→ Challenge
Reproduce the data below in full and exclude every picture.

→ Data for processing

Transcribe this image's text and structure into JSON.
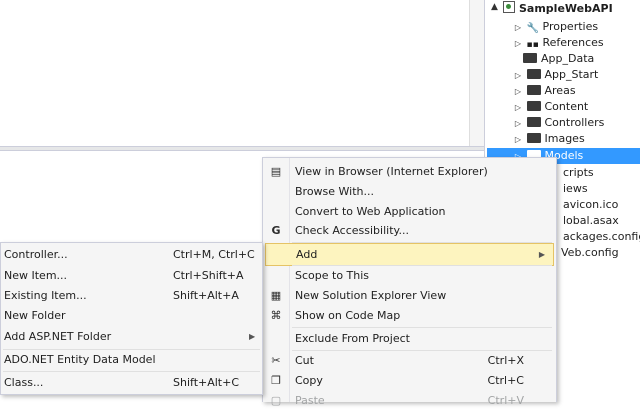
{
  "solution_explorer": {
    "project": "SampleWebAPI",
    "items": [
      {
        "label": "Properties",
        "expandable": true,
        "icon": "wrench-icon"
      },
      {
        "label": "References",
        "expandable": true,
        "icon": "references-icon"
      },
      {
        "label": "App_Data",
        "expandable": false,
        "icon": "folder-icon"
      },
      {
        "label": "App_Start",
        "expandable": true,
        "icon": "folder-icon"
      },
      {
        "label": "Areas",
        "expandable": true,
        "icon": "folder-icon"
      },
      {
        "label": "Content",
        "expandable": true,
        "icon": "folder-icon"
      },
      {
        "label": "Controllers",
        "expandable": true,
        "icon": "folder-icon"
      },
      {
        "label": "Images",
        "expandable": true,
        "icon": "folder-icon"
      },
      {
        "label": "Models",
        "expandable": true,
        "icon": "folder-icon",
        "selected": true
      },
      {
        "label": "cripts",
        "icon": "folder-icon"
      },
      {
        "label": "iews",
        "icon": "folder-icon"
      },
      {
        "label": "avicon.ico",
        "icon": "file-icon"
      },
      {
        "label": "lobal.asax",
        "icon": "file-icon"
      },
      {
        "label": "ackages.config",
        "icon": "file-icon"
      },
      {
        "label": "Veb.config",
        "icon": "file-icon"
      }
    ]
  },
  "context_menu": {
    "items": [
      {
        "label": "View in Browser (Internet Explorer)",
        "icon": "browser-icon"
      },
      {
        "label": "Browse With..."
      },
      {
        "label": "Convert to Web Application"
      },
      {
        "label": "Check Accessibility...",
        "icon": "accessibility-icon"
      },
      {
        "label": "Add",
        "submenu": true,
        "highlighted": true
      },
      {
        "label": "Scope to This"
      },
      {
        "label": "New Solution Explorer View",
        "icon": "new-view-icon"
      },
      {
        "label": "Show on Code Map",
        "icon": "code-map-icon"
      },
      {
        "label": "Exclude From Project"
      },
      {
        "label": "Cut",
        "shortcut": "Ctrl+X",
        "icon": "scissors-icon"
      },
      {
        "label": "Copy",
        "shortcut": "Ctrl+C",
        "icon": "copy-icon"
      },
      {
        "label": "Paste",
        "shortcut": "Ctrl+V",
        "icon": "paste-icon",
        "disabled": true
      }
    ]
  },
  "add_submenu": {
    "items": [
      {
        "label": "Controller...",
        "shortcut": "Ctrl+M, Ctrl+C"
      },
      {
        "label": "New Item...",
        "shortcut": "Ctrl+Shift+A"
      },
      {
        "label": "Existing Item...",
        "shortcut": "Shift+Alt+A"
      },
      {
        "label": "New Folder"
      },
      {
        "label": "Add ASP.NET Folder",
        "submenu": true
      },
      {
        "label": "ADO.NET Entity Data Model"
      },
      {
        "label": "Class...",
        "shortcut": "Shift+Alt+C"
      }
    ]
  },
  "colors": {
    "selection": "#3399ff",
    "menu_bg": "#f5f5f5",
    "menu_highlight": "#fdf4bf"
  }
}
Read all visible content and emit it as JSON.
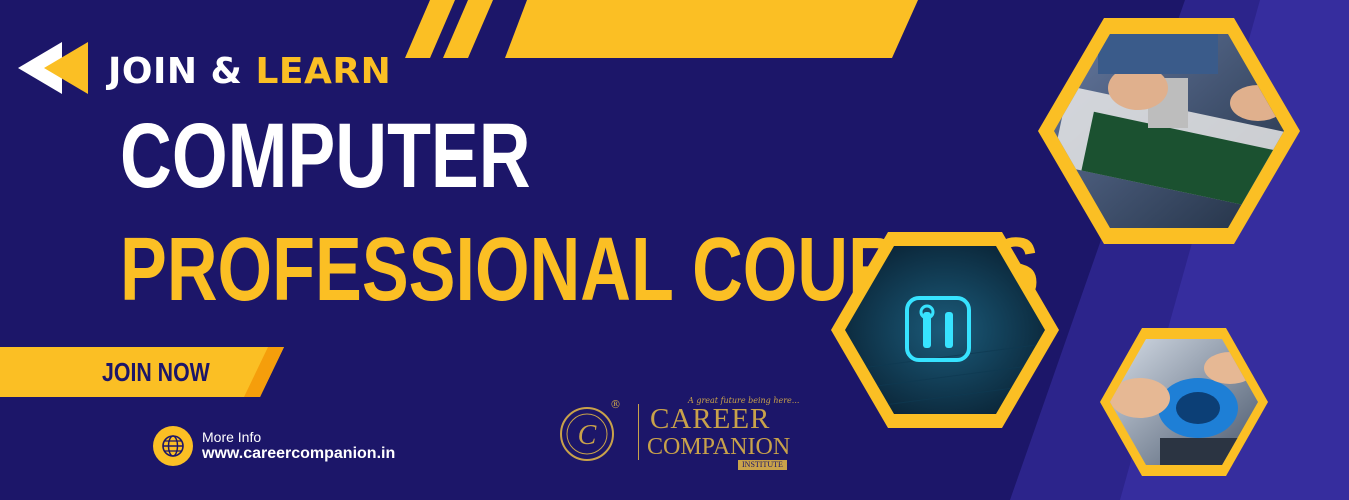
{
  "banner": {
    "tagline_part1": "JOIN & ",
    "tagline_part2": "LEARN",
    "headline_line1": "COMPUTER",
    "headline_line2": "PROFESSIONAL COURSES",
    "cta_label": "JOIN NOW",
    "more_info_label": "More Info",
    "website": "www.careercompanion.in"
  },
  "logo": {
    "tagline": "A great future being here...",
    "emblem_letter": "C",
    "registered_mark": "®",
    "word1": "CAREER",
    "word2": "COMPANION",
    "word3": "INSTITUTE"
  },
  "icons": {
    "arrows": "double-left-arrow-icon",
    "globe": "globe-icon",
    "tools": "screwdriver-wrench-icon"
  },
  "colors": {
    "background": "#1c1669",
    "accent_yellow": "#fbbf24",
    "logo_gold": "#c9a24a",
    "white": "#ffffff"
  }
}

→ Exercise solution
Transcribe this image's text and structure into JSON.
{
  "solution_explorer": {
    "project": "SampleWebAPI",
    "items": [
      {
        "label": "Properties",
        "expandable": true,
        "icon": "wrench-icon"
      },
      {
        "label": "References",
        "expandable": true,
        "icon": "references-icon"
      },
      {
        "label": "App_Data",
        "expandable": false,
        "icon": "folder-icon"
      },
      {
        "label": "App_Start",
        "expandable": true,
        "icon": "folder-icon"
      },
      {
        "label": "Areas",
        "expandable": true,
        "icon": "folder-icon"
      },
      {
        "label": "Content",
        "expandable": true,
        "icon": "folder-icon"
      },
      {
        "label": "Controllers",
        "expandable": true,
        "icon": "folder-icon"
      },
      {
        "label": "Images",
        "expandable": true,
        "icon": "folder-icon"
      },
      {
        "label": "Models",
        "expandable": true,
        "icon": "folder-icon",
        "selected": true
      },
      {
        "label": "cripts",
        "icon": "folder-icon"
      },
      {
        "label": "iews",
        "icon": "folder-icon"
      },
      {
        "label": "avicon.ico",
        "icon": "file-icon"
      },
      {
        "label": "lobal.asax",
        "icon": "file-icon"
      },
      {
        "label": "ackages.config",
        "icon": "file-icon"
      },
      {
        "label": "Veb.config",
        "icon": "file-icon"
      }
    ]
  },
  "context_menu": {
    "items": [
      {
        "label": "View in Browser (Internet Explorer)",
        "icon": "browser-icon"
      },
      {
        "label": "Browse With..."
      },
      {
        "label": "Convert to Web Application"
      },
      {
        "label": "Check Accessibility...",
        "icon": "accessibility-icon"
      },
      {
        "label": "Add",
        "submenu": true,
        "highlighted": true
      },
      {
        "label": "Scope to This"
      },
      {
        "label": "New Solution Explorer View",
        "icon": "new-view-icon"
      },
      {
        "label": "Show on Code Map",
        "icon": "code-map-icon"
      },
      {
        "label": "Exclude From Project"
      },
      {
        "label": "Cut",
        "shortcut": "Ctrl+X",
        "icon": "scissors-icon"
      },
      {
        "label": "Copy",
        "shortcut": "Ctrl+C",
        "icon": "copy-icon"
      },
      {
        "label": "Paste",
        "shortcut": "Ctrl+V",
        "icon": "paste-icon",
        "disabled": true
      }
    ]
  },
  "add_submenu": {
    "items": [
      {
        "label": "Controller...",
        "shortcut": "Ctrl+M, Ctrl+C"
      },
      {
        "label": "New Item...",
        "shortcut": "Ctrl+Shift+A"
      },
      {
        "label": "Existing Item...",
        "shortcut": "Shift+Alt+A"
      },
      {
        "label": "New Folder"
      },
      {
        "label": "Add ASP.NET Folder",
        "submenu": true
      },
      {
        "label": "ADO.NET Entity Data Model"
      },
      {
        "label": "Class...",
        "shortcut": "Shift+Alt+C"
      }
    ]
  },
  "colors": {
    "selection": "#3399ff",
    "menu_bg": "#f5f5f5",
    "menu_highlight": "#fdf4bf"
  }
}
Read all visible content and emit it as JSON.
{
  "banner": {
    "tagline_part1": "JOIN & ",
    "tagline_part2": "LEARN",
    "headline_line1": "COMPUTER",
    "headline_line2": "PROFESSIONAL COURSES",
    "cta_label": "JOIN NOW",
    "more_info_label": "More Info",
    "website": "www.careercompanion.in"
  },
  "logo": {
    "tagline": "A great future being here...",
    "emblem_letter": "C",
    "registered_mark": "®",
    "word1": "CAREER",
    "word2": "COMPANION",
    "word3": "INSTITUTE"
  },
  "icons": {
    "arrows": "double-left-arrow-icon",
    "globe": "globe-icon",
    "tools": "screwdriver-wrench-icon"
  },
  "colors": {
    "background": "#1c1669",
    "accent_yellow": "#fbbf24",
    "logo_gold": "#c9a24a",
    "white": "#ffffff"
  }
}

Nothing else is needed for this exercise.